▸ THE REQUEST
Please output the lines shown below exactly as they appear.

Records about charts and figures:

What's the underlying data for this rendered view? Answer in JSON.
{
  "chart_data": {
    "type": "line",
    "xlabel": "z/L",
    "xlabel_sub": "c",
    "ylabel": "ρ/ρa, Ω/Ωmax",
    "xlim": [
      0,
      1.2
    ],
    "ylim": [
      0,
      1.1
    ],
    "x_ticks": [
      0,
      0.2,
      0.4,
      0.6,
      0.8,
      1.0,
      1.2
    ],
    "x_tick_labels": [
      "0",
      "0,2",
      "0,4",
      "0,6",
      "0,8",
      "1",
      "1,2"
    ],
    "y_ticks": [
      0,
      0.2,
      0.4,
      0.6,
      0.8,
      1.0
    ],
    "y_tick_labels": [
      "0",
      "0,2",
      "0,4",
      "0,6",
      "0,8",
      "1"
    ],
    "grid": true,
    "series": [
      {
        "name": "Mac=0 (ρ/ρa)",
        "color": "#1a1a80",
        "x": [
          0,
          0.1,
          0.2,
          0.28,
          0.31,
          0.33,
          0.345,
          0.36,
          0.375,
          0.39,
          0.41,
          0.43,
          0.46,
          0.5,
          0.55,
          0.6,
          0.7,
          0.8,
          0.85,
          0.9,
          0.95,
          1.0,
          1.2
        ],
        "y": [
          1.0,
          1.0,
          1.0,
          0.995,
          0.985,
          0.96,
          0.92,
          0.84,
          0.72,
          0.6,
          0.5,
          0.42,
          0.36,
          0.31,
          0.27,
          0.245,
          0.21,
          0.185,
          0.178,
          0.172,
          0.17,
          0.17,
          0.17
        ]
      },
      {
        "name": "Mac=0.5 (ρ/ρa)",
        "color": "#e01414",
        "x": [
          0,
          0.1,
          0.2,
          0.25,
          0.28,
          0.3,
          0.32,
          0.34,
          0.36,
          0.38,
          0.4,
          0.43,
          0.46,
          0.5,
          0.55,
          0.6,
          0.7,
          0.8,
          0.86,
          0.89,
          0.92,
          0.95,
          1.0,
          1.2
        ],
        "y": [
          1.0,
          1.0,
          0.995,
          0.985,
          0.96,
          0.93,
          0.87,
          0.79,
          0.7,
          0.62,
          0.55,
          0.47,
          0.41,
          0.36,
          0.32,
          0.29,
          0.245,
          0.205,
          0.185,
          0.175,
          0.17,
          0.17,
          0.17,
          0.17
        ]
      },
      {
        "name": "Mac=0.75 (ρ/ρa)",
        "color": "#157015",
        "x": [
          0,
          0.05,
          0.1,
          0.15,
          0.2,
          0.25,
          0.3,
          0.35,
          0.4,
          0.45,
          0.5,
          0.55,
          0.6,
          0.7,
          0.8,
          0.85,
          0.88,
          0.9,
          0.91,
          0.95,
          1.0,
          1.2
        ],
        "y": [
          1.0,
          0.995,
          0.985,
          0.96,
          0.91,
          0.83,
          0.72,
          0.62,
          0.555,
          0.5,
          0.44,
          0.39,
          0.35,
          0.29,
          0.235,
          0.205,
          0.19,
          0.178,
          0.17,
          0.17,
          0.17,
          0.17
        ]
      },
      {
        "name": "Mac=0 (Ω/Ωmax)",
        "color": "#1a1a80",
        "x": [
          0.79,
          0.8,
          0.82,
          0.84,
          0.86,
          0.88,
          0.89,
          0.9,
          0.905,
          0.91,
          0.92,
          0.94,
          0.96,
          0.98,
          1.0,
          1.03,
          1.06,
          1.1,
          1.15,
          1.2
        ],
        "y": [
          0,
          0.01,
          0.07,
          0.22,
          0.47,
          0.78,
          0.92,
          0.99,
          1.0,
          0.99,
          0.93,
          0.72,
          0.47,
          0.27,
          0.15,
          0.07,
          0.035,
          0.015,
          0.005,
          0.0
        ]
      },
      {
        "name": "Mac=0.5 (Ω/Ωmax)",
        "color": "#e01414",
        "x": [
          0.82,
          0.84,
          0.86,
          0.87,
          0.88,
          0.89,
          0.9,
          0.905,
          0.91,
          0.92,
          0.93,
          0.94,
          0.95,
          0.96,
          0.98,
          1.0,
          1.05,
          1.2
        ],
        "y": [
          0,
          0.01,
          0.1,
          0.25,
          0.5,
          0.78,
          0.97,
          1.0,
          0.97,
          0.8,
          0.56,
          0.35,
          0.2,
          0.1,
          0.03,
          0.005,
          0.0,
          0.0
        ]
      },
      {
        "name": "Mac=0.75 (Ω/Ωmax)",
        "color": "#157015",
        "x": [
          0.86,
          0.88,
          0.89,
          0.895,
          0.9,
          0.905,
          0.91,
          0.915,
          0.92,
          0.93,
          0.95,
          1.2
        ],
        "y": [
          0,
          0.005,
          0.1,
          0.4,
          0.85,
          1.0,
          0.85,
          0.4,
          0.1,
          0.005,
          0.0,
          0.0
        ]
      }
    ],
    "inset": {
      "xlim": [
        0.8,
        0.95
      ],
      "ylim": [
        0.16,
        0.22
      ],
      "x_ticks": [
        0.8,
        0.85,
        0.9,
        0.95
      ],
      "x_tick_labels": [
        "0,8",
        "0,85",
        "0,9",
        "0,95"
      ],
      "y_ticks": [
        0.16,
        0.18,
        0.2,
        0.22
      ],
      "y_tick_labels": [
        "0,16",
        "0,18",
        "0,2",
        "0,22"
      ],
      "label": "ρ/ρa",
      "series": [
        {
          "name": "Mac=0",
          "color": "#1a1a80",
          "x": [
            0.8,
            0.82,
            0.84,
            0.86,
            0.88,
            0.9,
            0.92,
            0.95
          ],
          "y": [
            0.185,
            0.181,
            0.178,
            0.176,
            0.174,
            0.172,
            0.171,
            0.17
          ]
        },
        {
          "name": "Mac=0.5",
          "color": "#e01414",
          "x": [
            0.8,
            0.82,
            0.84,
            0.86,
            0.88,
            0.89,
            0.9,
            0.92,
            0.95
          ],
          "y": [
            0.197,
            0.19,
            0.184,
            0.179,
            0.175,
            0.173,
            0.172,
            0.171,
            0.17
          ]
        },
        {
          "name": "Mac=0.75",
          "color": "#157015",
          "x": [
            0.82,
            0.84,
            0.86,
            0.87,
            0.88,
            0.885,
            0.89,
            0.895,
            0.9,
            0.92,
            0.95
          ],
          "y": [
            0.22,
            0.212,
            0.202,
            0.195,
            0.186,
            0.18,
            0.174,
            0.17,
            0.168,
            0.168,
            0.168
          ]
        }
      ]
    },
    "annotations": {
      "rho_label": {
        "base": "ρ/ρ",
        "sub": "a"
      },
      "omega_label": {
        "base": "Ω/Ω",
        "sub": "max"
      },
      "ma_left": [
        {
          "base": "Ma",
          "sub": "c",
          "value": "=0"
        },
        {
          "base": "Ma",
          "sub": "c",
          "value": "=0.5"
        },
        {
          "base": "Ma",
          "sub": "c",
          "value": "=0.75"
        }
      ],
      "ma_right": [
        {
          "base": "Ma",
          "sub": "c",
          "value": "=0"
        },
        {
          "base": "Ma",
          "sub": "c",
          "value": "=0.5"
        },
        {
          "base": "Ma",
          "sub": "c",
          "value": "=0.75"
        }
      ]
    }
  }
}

▸ RESULT
What's the underlying data for this rendered view? Answer in JSON.
{
  "chart_data": {
    "type": "line",
    "xlabel": "z/L",
    "xlabel_sub": "c",
    "ylabel": "ρ/ρa, Ω/Ωmax",
    "xlim": [
      0,
      1.2
    ],
    "ylim": [
      0,
      1.1
    ],
    "x_ticks": [
      0,
      0.2,
      0.4,
      0.6,
      0.8,
      1.0,
      1.2
    ],
    "x_tick_labels": [
      "0",
      "0,2",
      "0,4",
      "0,6",
      "0,8",
      "1",
      "1,2"
    ],
    "y_ticks": [
      0,
      0.2,
      0.4,
      0.6,
      0.8,
      1.0
    ],
    "y_tick_labels": [
      "0",
      "0,2",
      "0,4",
      "0,6",
      "0,8",
      "1"
    ],
    "grid": true,
    "series": [
      {
        "name": "Mac=0 (ρ/ρa)",
        "color": "#1a1a80",
        "x": [
          0,
          0.1,
          0.2,
          0.28,
          0.31,
          0.33,
          0.345,
          0.36,
          0.375,
          0.39,
          0.41,
          0.43,
          0.46,
          0.5,
          0.55,
          0.6,
          0.7,
          0.8,
          0.85,
          0.9,
          0.95,
          1.0,
          1.2
        ],
        "y": [
          1.0,
          1.0,
          1.0,
          0.995,
          0.985,
          0.96,
          0.92,
          0.84,
          0.72,
          0.6,
          0.5,
          0.42,
          0.36,
          0.31,
          0.27,
          0.245,
          0.21,
          0.185,
          0.178,
          0.172,
          0.17,
          0.17,
          0.17
        ]
      },
      {
        "name": "Mac=0.5 (ρ/ρa)",
        "color": "#e01414",
        "x": [
          0,
          0.1,
          0.2,
          0.25,
          0.28,
          0.3,
          0.32,
          0.34,
          0.36,
          0.38,
          0.4,
          0.43,
          0.46,
          0.5,
          0.55,
          0.6,
          0.7,
          0.8,
          0.86,
          0.89,
          0.92,
          0.95,
          1.0,
          1.2
        ],
        "y": [
          1.0,
          1.0,
          0.995,
          0.985,
          0.96,
          0.93,
          0.87,
          0.79,
          0.7,
          0.62,
          0.55,
          0.47,
          0.41,
          0.36,
          0.32,
          0.29,
          0.245,
          0.205,
          0.185,
          0.175,
          0.17,
          0.17,
          0.17,
          0.17
        ]
      },
      {
        "name": "Mac=0.75 (ρ/ρa)",
        "color": "#157015",
        "x": [
          0,
          0.05,
          0.1,
          0.15,
          0.2,
          0.25,
          0.3,
          0.35,
          0.4,
          0.45,
          0.5,
          0.55,
          0.6,
          0.7,
          0.8,
          0.85,
          0.88,
          0.9,
          0.91,
          0.95,
          1.0,
          1.2
        ],
        "y": [
          1.0,
          0.995,
          0.985,
          0.96,
          0.91,
          0.83,
          0.72,
          0.62,
          0.555,
          0.5,
          0.44,
          0.39,
          0.35,
          0.29,
          0.235,
          0.205,
          0.19,
          0.178,
          0.17,
          0.17,
          0.17,
          0.17
        ]
      },
      {
        "name": "Mac=0 (Ω/Ωmax)",
        "color": "#1a1a80",
        "x": [
          0.79,
          0.8,
          0.82,
          0.84,
          0.86,
          0.88,
          0.89,
          0.9,
          0.905,
          0.91,
          0.92,
          0.94,
          0.96,
          0.98,
          1.0,
          1.03,
          1.06,
          1.1,
          1.15,
          1.2
        ],
        "y": [
          0,
          0.01,
          0.07,
          0.22,
          0.47,
          0.78,
          0.92,
          0.99,
          1.0,
          0.99,
          0.93,
          0.72,
          0.47,
          0.27,
          0.15,
          0.07,
          0.035,
          0.015,
          0.005,
          0.0
        ]
      },
      {
        "name": "Mac=0.5 (Ω/Ωmax)",
        "color": "#e01414",
        "x": [
          0.82,
          0.84,
          0.86,
          0.87,
          0.88,
          0.89,
          0.9,
          0.905,
          0.91,
          0.92,
          0.93,
          0.94,
          0.95,
          0.96,
          0.98,
          1.0,
          1.05,
          1.2
        ],
        "y": [
          0,
          0.01,
          0.1,
          0.25,
          0.5,
          0.78,
          0.97,
          1.0,
          0.97,
          0.8,
          0.56,
          0.35,
          0.2,
          0.1,
          0.03,
          0.005,
          0.0,
          0.0
        ]
      },
      {
        "name": "Mac=0.75 (Ω/Ωmax)",
        "color": "#157015",
        "x": [
          0.86,
          0.88,
          0.89,
          0.895,
          0.9,
          0.905,
          0.91,
          0.915,
          0.92,
          0.93,
          0.95,
          1.2
        ],
        "y": [
          0,
          0.005,
          0.1,
          0.4,
          0.85,
          1.0,
          0.85,
          0.4,
          0.1,
          0.005,
          0.0,
          0.0
        ]
      }
    ],
    "inset": {
      "xlim": [
        0.8,
        0.95
      ],
      "ylim": [
        0.16,
        0.22
      ],
      "x_ticks": [
        0.8,
        0.85,
        0.9,
        0.95
      ],
      "x_tick_labels": [
        "0,8",
        "0,85",
        "0,9",
        "0,95"
      ],
      "y_ticks": [
        0.16,
        0.18,
        0.2,
        0.22
      ],
      "y_tick_labels": [
        "0,16",
        "0,18",
        "0,2",
        "0,22"
      ],
      "label": "ρ/ρa",
      "series": [
        {
          "name": "Mac=0",
          "color": "#1a1a80",
          "x": [
            0.8,
            0.82,
            0.84,
            0.86,
            0.88,
            0.9,
            0.92,
            0.95
          ],
          "y": [
            0.185,
            0.181,
            0.178,
            0.176,
            0.174,
            0.172,
            0.171,
            0.17
          ]
        },
        {
          "name": "Mac=0.5",
          "color": "#e01414",
          "x": [
            0.8,
            0.82,
            0.84,
            0.86,
            0.88,
            0.89,
            0.9,
            0.92,
            0.95
          ],
          "y": [
            0.197,
            0.19,
            0.184,
            0.179,
            0.175,
            0.173,
            0.172,
            0.171,
            0.17
          ]
        },
        {
          "name": "Mac=0.75",
          "color": "#157015",
          "x": [
            0.82,
            0.84,
            0.86,
            0.87,
            0.88,
            0.885,
            0.89,
            0.895,
            0.9,
            0.92,
            0.95
          ],
          "y": [
            0.22,
            0.212,
            0.202,
            0.195,
            0.186,
            0.18,
            0.174,
            0.17,
            0.168,
            0.168,
            0.168
          ]
        }
      ]
    },
    "annotations": {
      "rho_label": {
        "base": "ρ/ρ",
        "sub": "a"
      },
      "omega_label": {
        "base": "Ω/Ω",
        "sub": "max"
      },
      "ma_left": [
        {
          "base": "Ma",
          "sub": "c",
          "value": "=0"
        },
        {
          "base": "Ma",
          "sub": "c",
          "value": "=0.5"
        },
        {
          "base": "Ma",
          "sub": "c",
          "value": "=0.75"
        }
      ],
      "ma_right": [
        {
          "base": "Ma",
          "sub": "c",
          "value": "=0"
        },
        {
          "base": "Ma",
          "sub": "c",
          "value": "=0.5"
        },
        {
          "base": "Ma",
          "sub": "c",
          "value": "=0.75"
        }
      ]
    }
  }
}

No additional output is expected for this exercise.